_AUFGABE 1:_
Schreiben Sie in den Datenzeilen alles von der Zeile mit „data-point[interactable]: IPA <box>401“ bis hinunter zur Zeile mit „legend-swatch-strong-or-dark <box>57 1091“ als JSON-Liste von Zeichenketten um. Beide Grenzzeilen gehören dazu, jede Zeile wird ein Eintrag, und Leerzeilen entfallen.

_TEXTAUSZUG:_
________________________________________
Gütertrennung: Hat das Ehepaar die Zugewinngemeinschaft ehevertraglich ausgeschlossen und stattdessen Gütertrennung vereinbart, erbt die Frau ein Viertel des Nachlasses. Erbt sie zusammen mit einem oder zwei Kindern, erhöht sich ihr Anteil. Sie erhält den gleichen Anteil wie die Kinder und erhält bei einem Kind die Hälfte oder bei zwei Kindern ein Drittel des Nachlasses. Gibt es keine Erben erster Ordnung (Kinder, Enkelkinder), erbt sie automatisch die Hälfte des Erbes. Das restliche Erbe geht an die Erben nachrangiger Ordnungen (Geschwister).

Erbschaftssteuern

Erbschaftssteuern fallen in der Regel nur bei sehr hohen Vermögenswerten an. Verbindlichkeiten sind zu berücksichtigen. Der Frau steht ein

  • Steuerfreibetrag von 500.000 €,
  • ein Versorgungsfreibetrag von 246.000 €,
  • ein Freibetrag für bewegliche Gegenstände (Auto des Erblassers) von 12.000 € sowie
  • ein Freibetrag für Hausrat, Kunstgegenstände oder Sammlungen von 41.000 € zu.

Lebte das Ehepaar in einer selbstgenutzten Immobilie, muss der überlebende Ehepartner mindestens zehn Jahre selbst darin wohnen, um Erbschaftssteuer zu vermeiden. Auf die Wohnfläche kommt es dabei nicht an.

Umgang mit Pflichtteilsberechtigten

Ehepaare setzen sich in gegenseitigen Testamenten meist zum jeweiligen Alleinerben des verstorbenen Partners ein. Hat das Ehepaar Kinder, steht den Kindern als gesetzlichen Erben der Pflichtteil zu. Um den Pflichtteil auszahlen zu können, ist die Frau oft darauf angewiesen, das selbst genutzte Familienwohnhaus zu verkaufen. Im Idealfall wurde im Testament eine Strafklausel vereinbart. Danach würde das Kind, das beim Tode des zuerst versterbenden Elternteils seinen Pflichtteil fordert, auch beim Tode des überlebenden Elternteils auf den Pflichtteil verwiesen. Wird der Pflichtteil dennoch geltend gemacht, kann die Frau beim Nachlassgericht beantragen, dass der Auszahlungsanspruch auf einen Zeitraum für bis zu 18 Monaten gestundet wird. In dieser Zeit ist nach anderen Lösungen zu suchen.
________________________________________
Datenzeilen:

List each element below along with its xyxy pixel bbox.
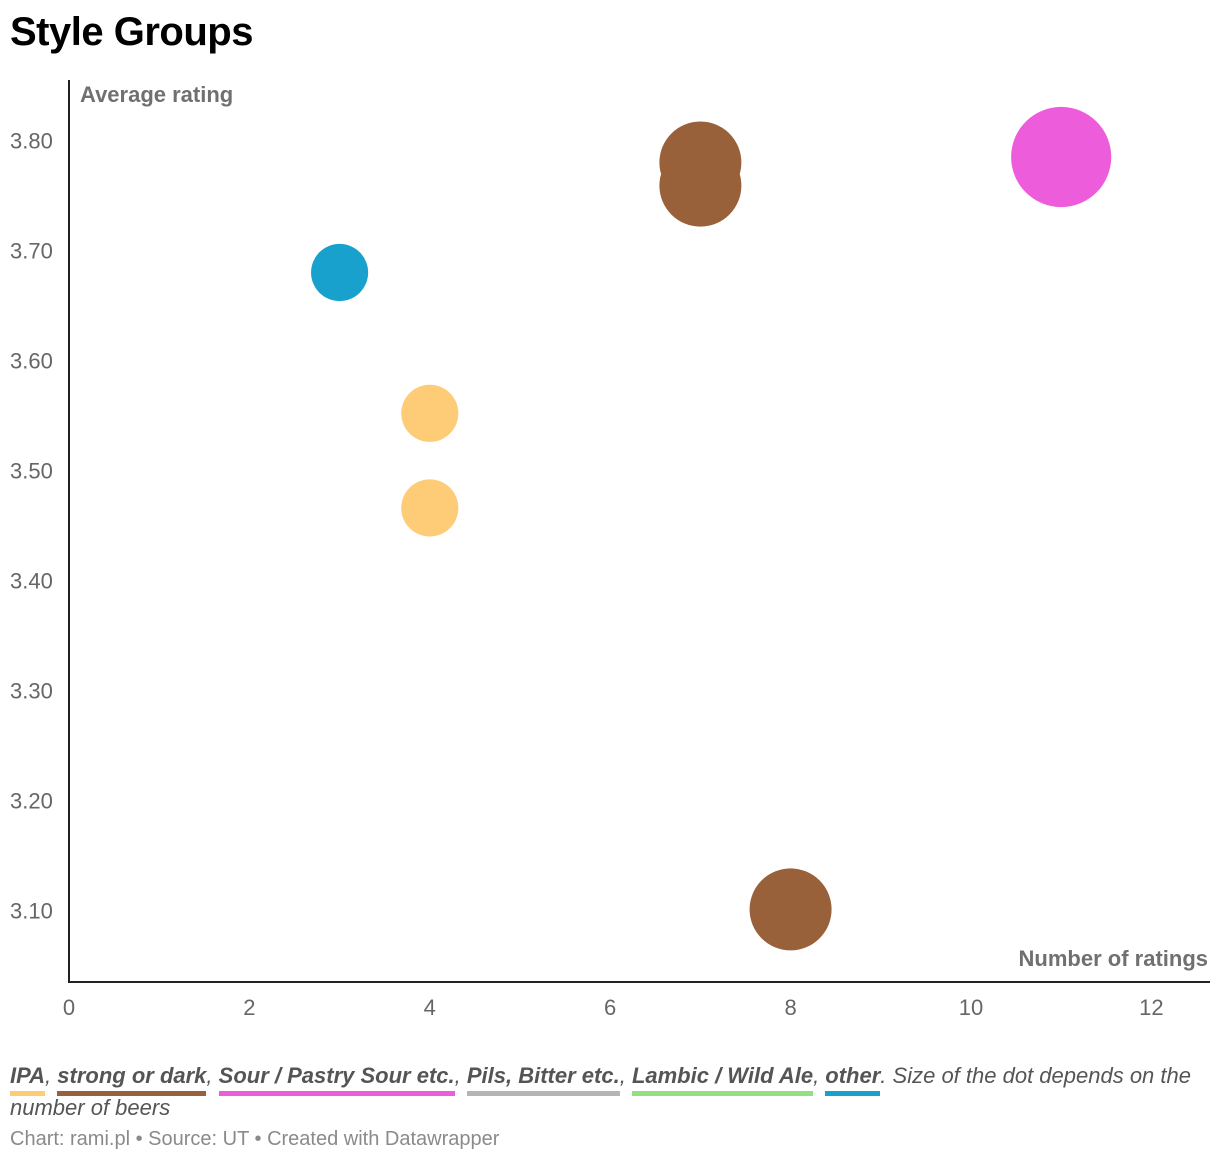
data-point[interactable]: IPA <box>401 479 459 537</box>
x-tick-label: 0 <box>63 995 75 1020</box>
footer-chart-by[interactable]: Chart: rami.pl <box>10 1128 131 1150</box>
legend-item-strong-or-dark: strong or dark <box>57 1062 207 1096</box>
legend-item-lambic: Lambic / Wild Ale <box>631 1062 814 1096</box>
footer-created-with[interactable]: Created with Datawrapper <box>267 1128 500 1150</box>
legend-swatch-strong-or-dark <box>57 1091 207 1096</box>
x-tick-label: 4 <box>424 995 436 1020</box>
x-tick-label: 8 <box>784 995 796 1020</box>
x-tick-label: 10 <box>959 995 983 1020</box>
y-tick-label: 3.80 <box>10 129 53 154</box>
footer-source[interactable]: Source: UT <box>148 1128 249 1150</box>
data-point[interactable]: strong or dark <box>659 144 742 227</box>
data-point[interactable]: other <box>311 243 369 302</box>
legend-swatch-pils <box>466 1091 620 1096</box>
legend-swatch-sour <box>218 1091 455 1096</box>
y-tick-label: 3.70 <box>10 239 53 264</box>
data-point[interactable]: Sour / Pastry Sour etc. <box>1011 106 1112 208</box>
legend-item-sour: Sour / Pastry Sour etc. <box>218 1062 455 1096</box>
________________________________________
_AUFGABE 2:_
Beantworten Sie anhand des Textauszugs folgende Fragen:
(a) Wie hoch ist der Versorgungsfreibetrag, der der Frau zusteht?
(b) Wie viele Jahre muss der überlebende Ehepartner mindestens selbst in der selbstgenutzten Immobilie wohnen, um Erbschaftssteuer zu vermeiden?
(c) Auf einen Zeitraum von bis zu wie vielen Monaten kann der Auszahlungsanspruch auf den Pflichtteil gestundet werden?

_SCHRIFTLICHE ANTWORT 1:_
[
  "data-point[interactable]: IPA <box>401 479 459 537</box>",
  "x-tick-label: 0 <box>63 995 75 1020</box>",
  "footer-chart-by[interactable]: Chart: rami.pl <box>10 1128 131 1150</box>",
  "legend-item-strong-or-dark: strong or dark <box>57 1062 207 1096</box>",
  "legend-item-lambic: Lambic / Wild Ale <box>631 1062 814 1096</box>",
  "footer-created-with[interactable]: Created with Datawrapper <box>267 1128 500 1150</box>",
  "legend-swatch-strong-or-dark <box>57 1091 207 1096</box>"
]

_SCHRIFTLICHE ANTWORT 2:_
(a) 246.000 €
(b) Mindestens zehn Jahre
(c) Bis zu 18 Monate